Collected data>
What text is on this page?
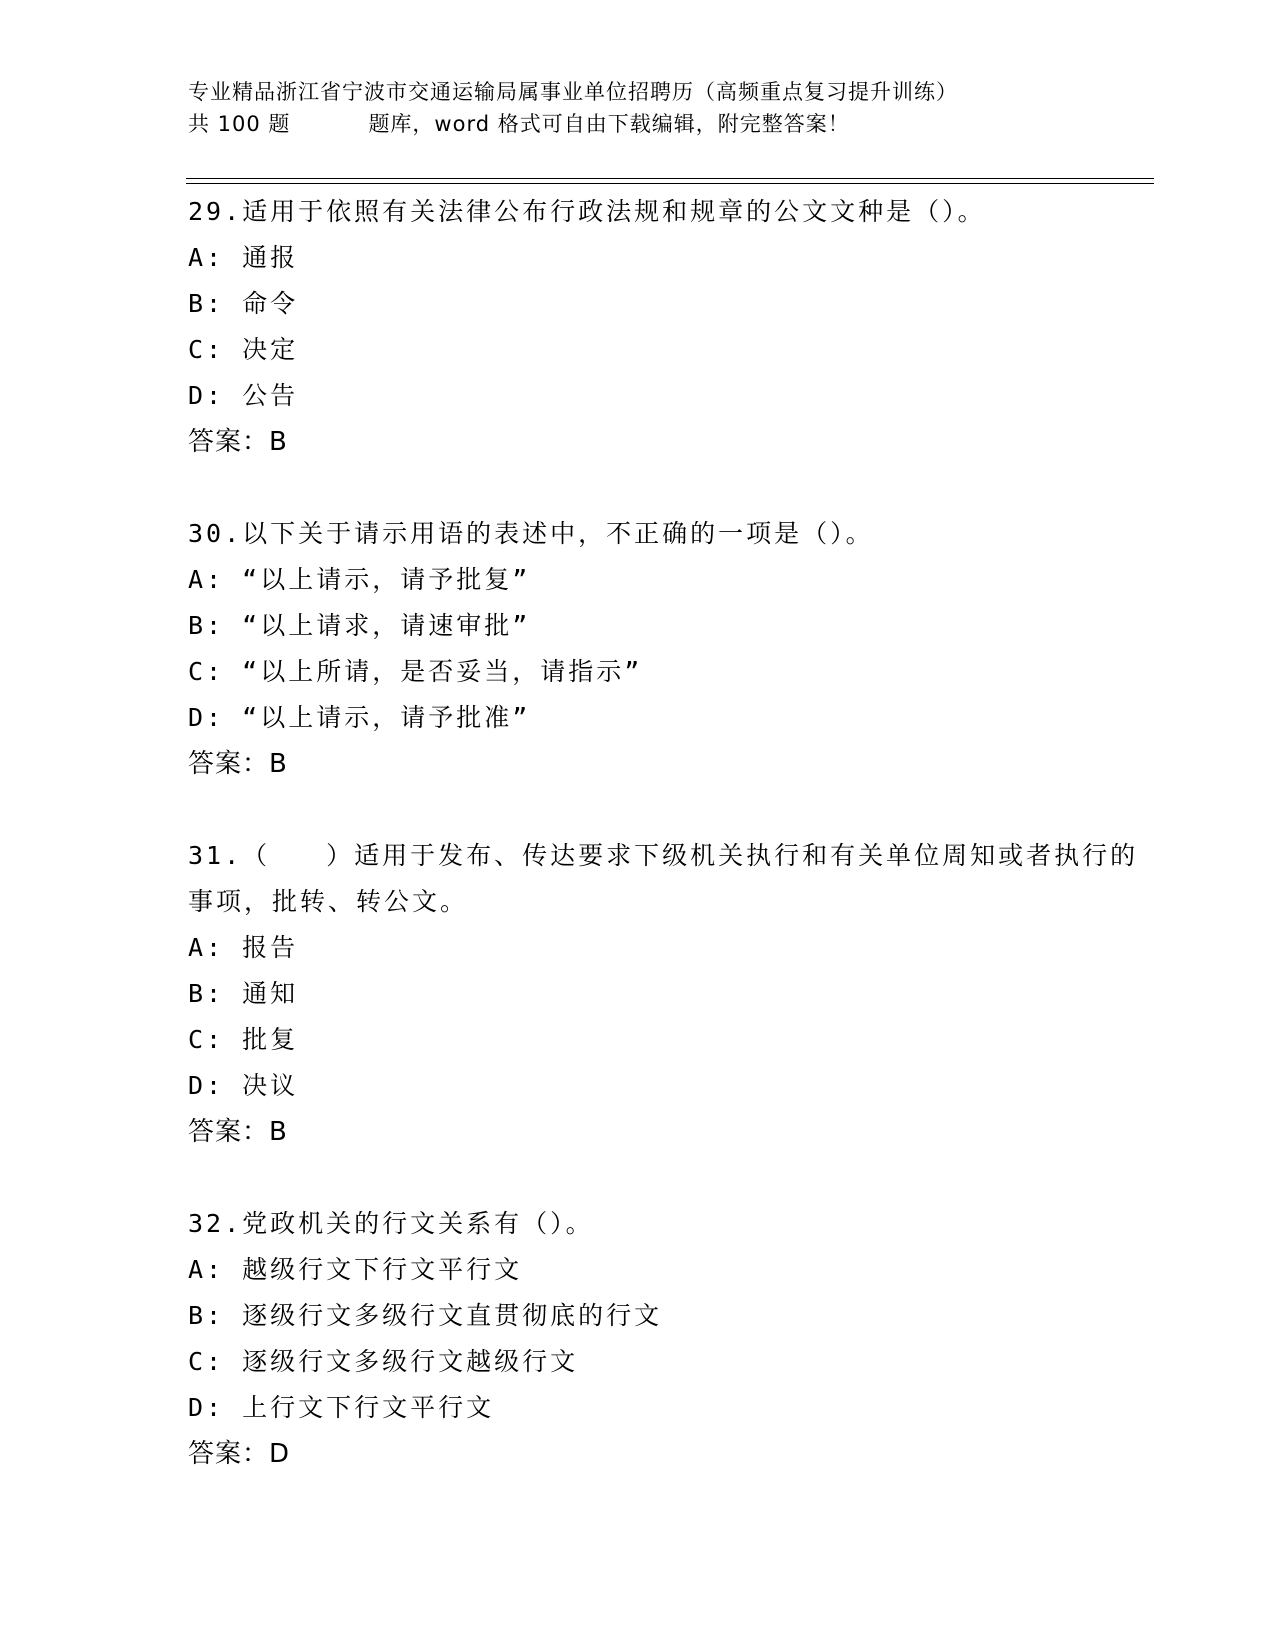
专业精品浙江省宁波市交通运输局属事业单位招聘历（高频重点复习提升训练）
共 100 题	题库，word 格式可自由下载编辑，附完整答案！
29.适用于依照有关法律公布行政法规和规章的公文文种是（）。
A: 通报
B: 命令
C: 决定
D: 公告
答案：B
30.以下关于请示用语的表述中，不正确的一项是（）。
A: “以上请示，请予批复”
B: “以上请求，请速审批”
C: “以上所请，是否妥当，请指示”
D: “以上请示，请予批准”
答案：B
31.（　　）适用于发布、传达要求下级机关执行和有关单位周知或者执行的事项，批转、转公文。
A: 报告
B: 通知
C: 批复
D: 决议
答案：B
32.党政机关的行文关系有（）。
A: 越级行文下行文平行文
B: 逐级行文多级行文直贯彻底的行文
C: 逐级行文多级行文越级行文
D: 上行文下行文平行文
答案：D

Problem requirements>
Return the listing above word for word, with the pictures removed.

Answer>
What text is on this page?
专业精品浙江省宁波市交通运输局属事业单位招聘历（高频重点复习提升训练）
共 100 题	题库，word 格式可自由下载编辑，附完整答案！
29.适用于依照有关法律公布行政法规和规章的公文文种是（）。
A: 通报
B: 命令
C: 决定
D: 公告
答案：B
30.以下关于请示用语的表述中，不正确的一项是（）。
A: “以上请示，请予批复”
B: “以上请求，请速审批”
C: “以上所请，是否妥当，请指示”
D: “以上请示，请予批准”
答案：B
31.（　　）适用于发布、传达要求下级机关执行和有关单位周知或者执行的事项，批转、转公文。
A: 报告
B: 通知
C: 批复
D: 决议
答案：B
32.党政机关的行文关系有（）。
A: 越级行文下行文平行文
B: 逐级行文多级行文直贯彻底的行文
C: 逐级行文多级行文越级行文
D: 上行文下行文平行文
答案：D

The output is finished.